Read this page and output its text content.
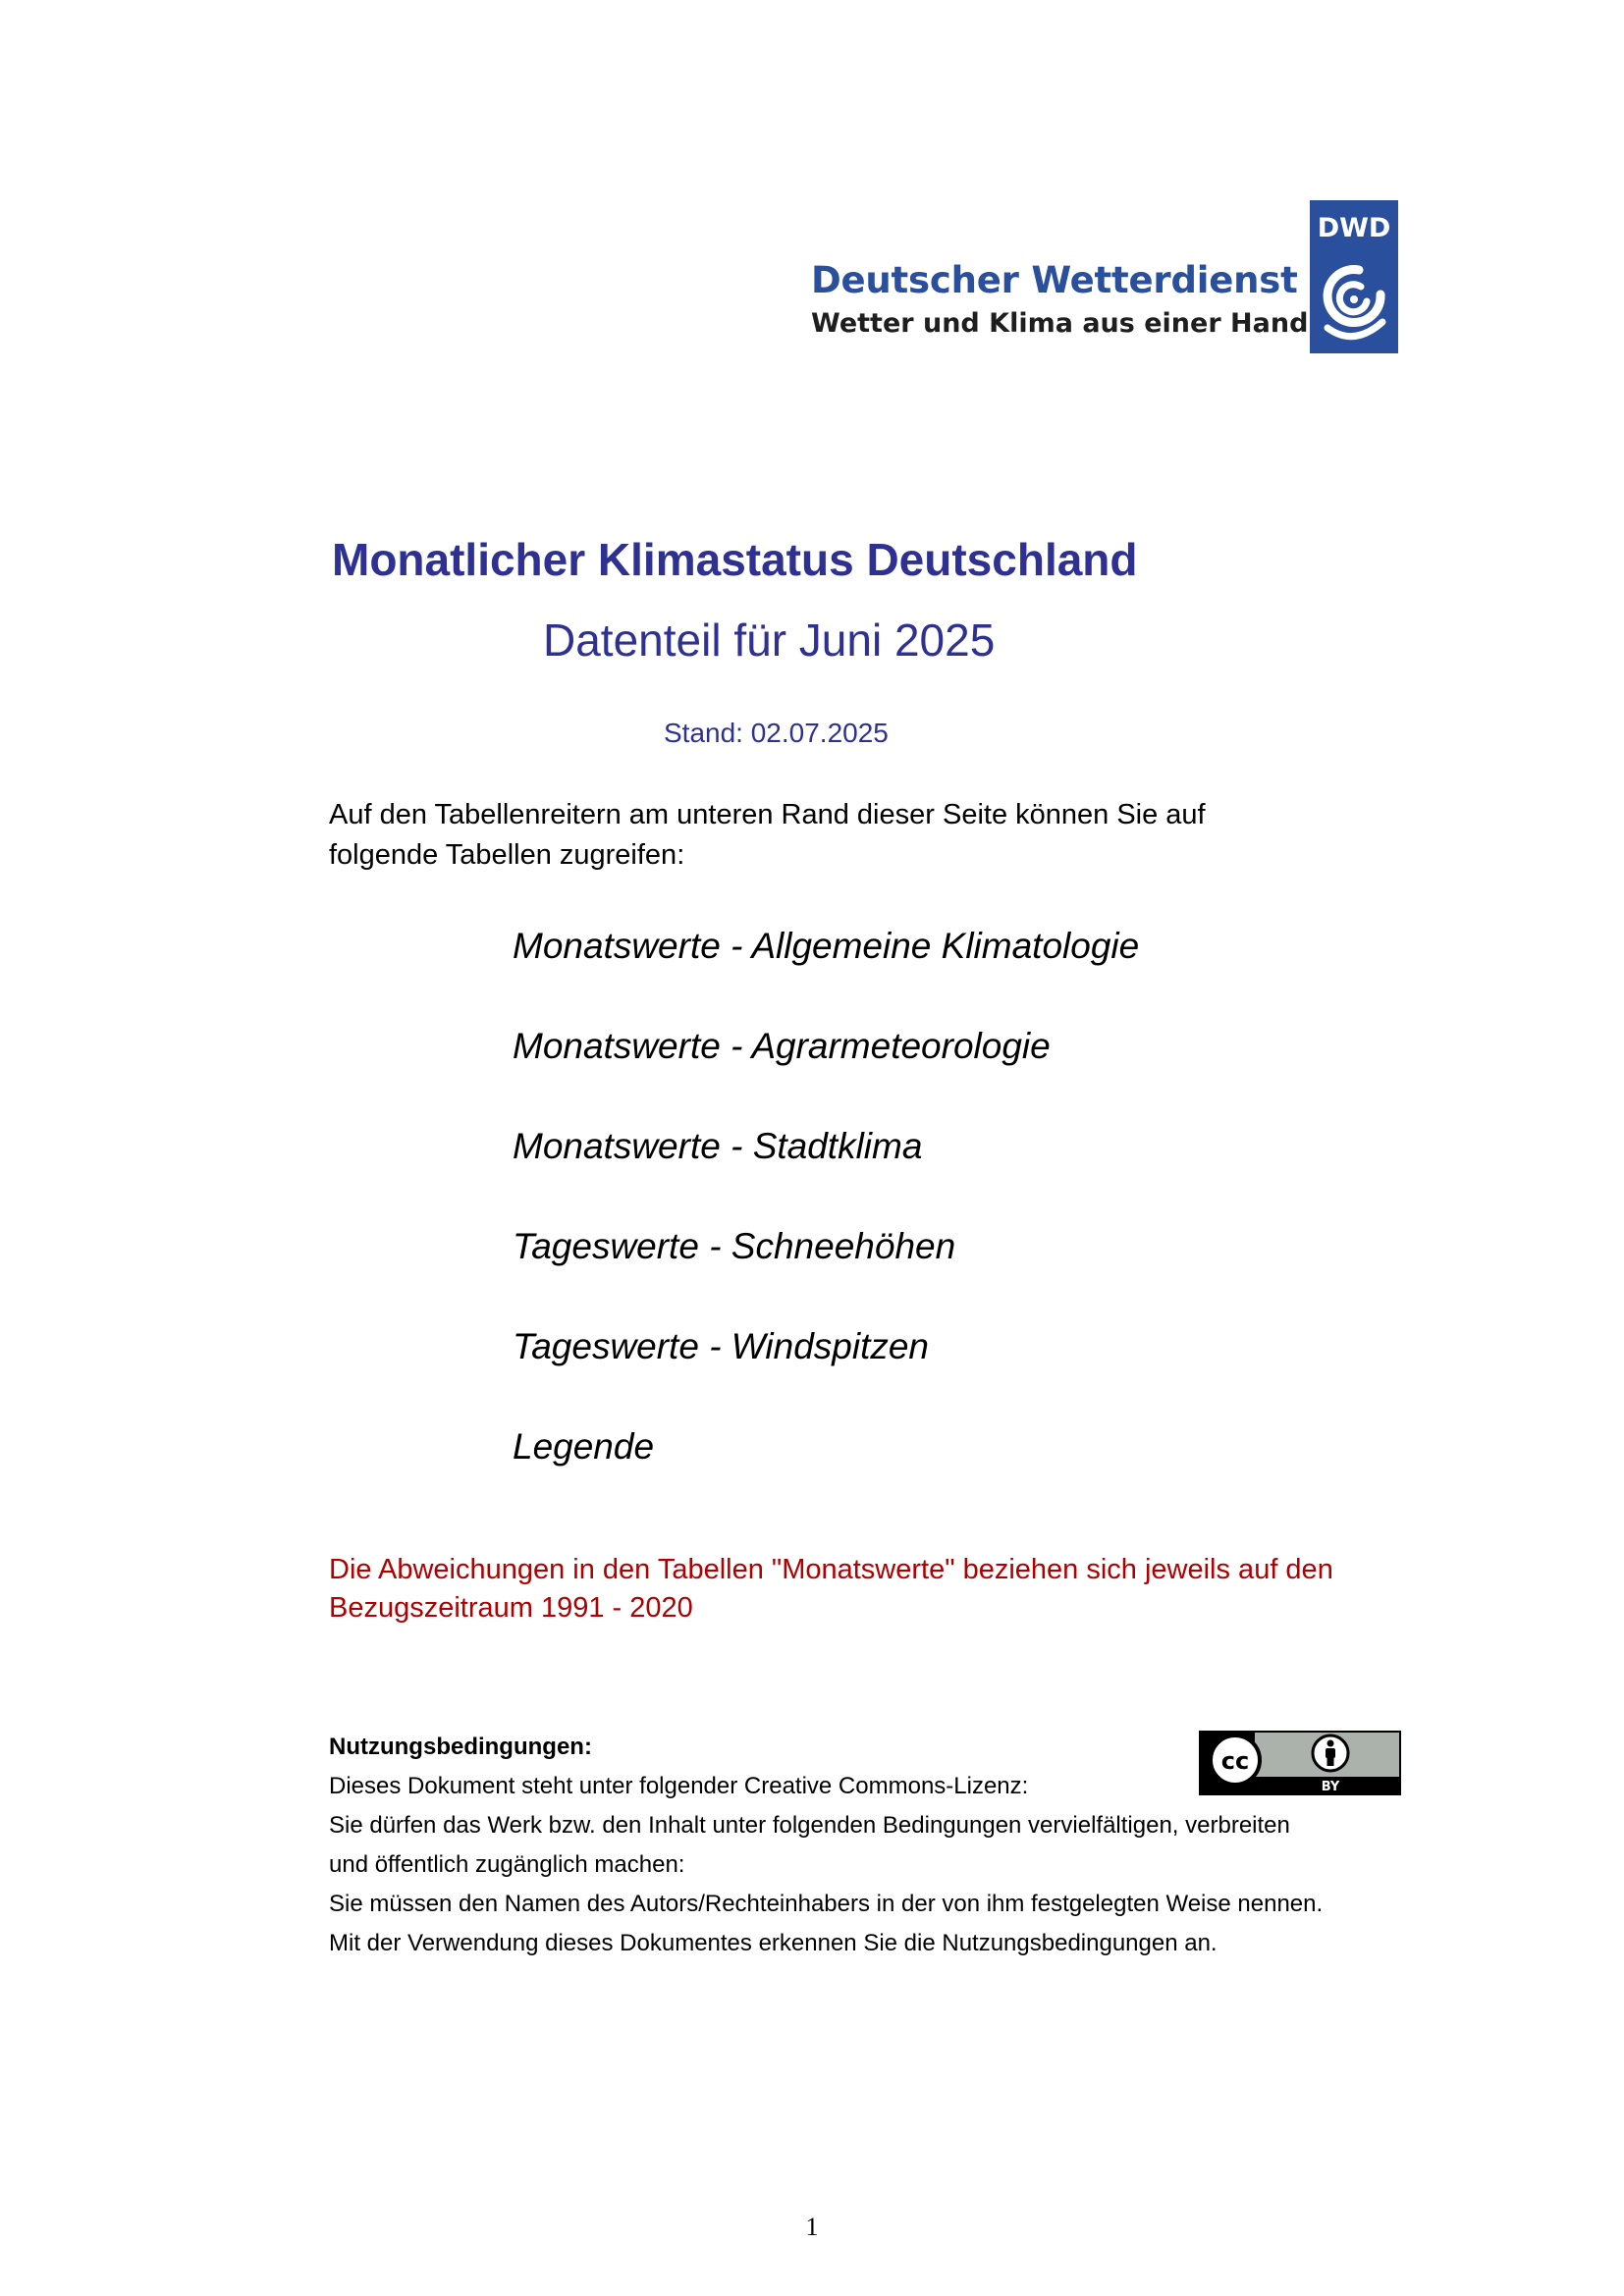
Deutscher Wetterdienst
Wetter und Klima aus einer Hand
DWD
Monatlicher Klimastatus Deutschland
Datenteil für Juni 2025
Stand: 02.07.2025
Auf den Tabellenreitern am unteren Rand dieser Seite können Sie auf
folgende Tabellen zugreifen:
Monatswerte - Allgemeine Klimatologie
Monatswerte - Agrarmeteorologie
Monatswerte - Stadtklima
Tageswerte - Schneehöhen
Tageswerte - Windspitzen
Legende
Die Abweichungen in den Tabellen "Monatswerte" beziehen sich jeweils auf den
Bezugszeitraum 1991 - 2020
Nutzungsbedingungen:
Dieses Dokument steht unter folgender Creative Commons-Lizenz:
Sie dürfen das Werk bzw. den Inhalt unter folgenden Bedingungen vervielfältigen, verbreiten
und öffentlich zugänglich machen:
Sie müssen den Namen des Autors/Rechteinhabers in der von ihm festgelegten Weise nennen.
Mit der Verwendung dieses Dokumentes erkennen Sie die Nutzungsbedingungen an.
cc
BY
1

**PROBLEM TO SOLVE**:
Indicate how many lines of the material include the word "Nutzungsbedingungen"; the number alone is required.

**WRITTEN REPLY**:
2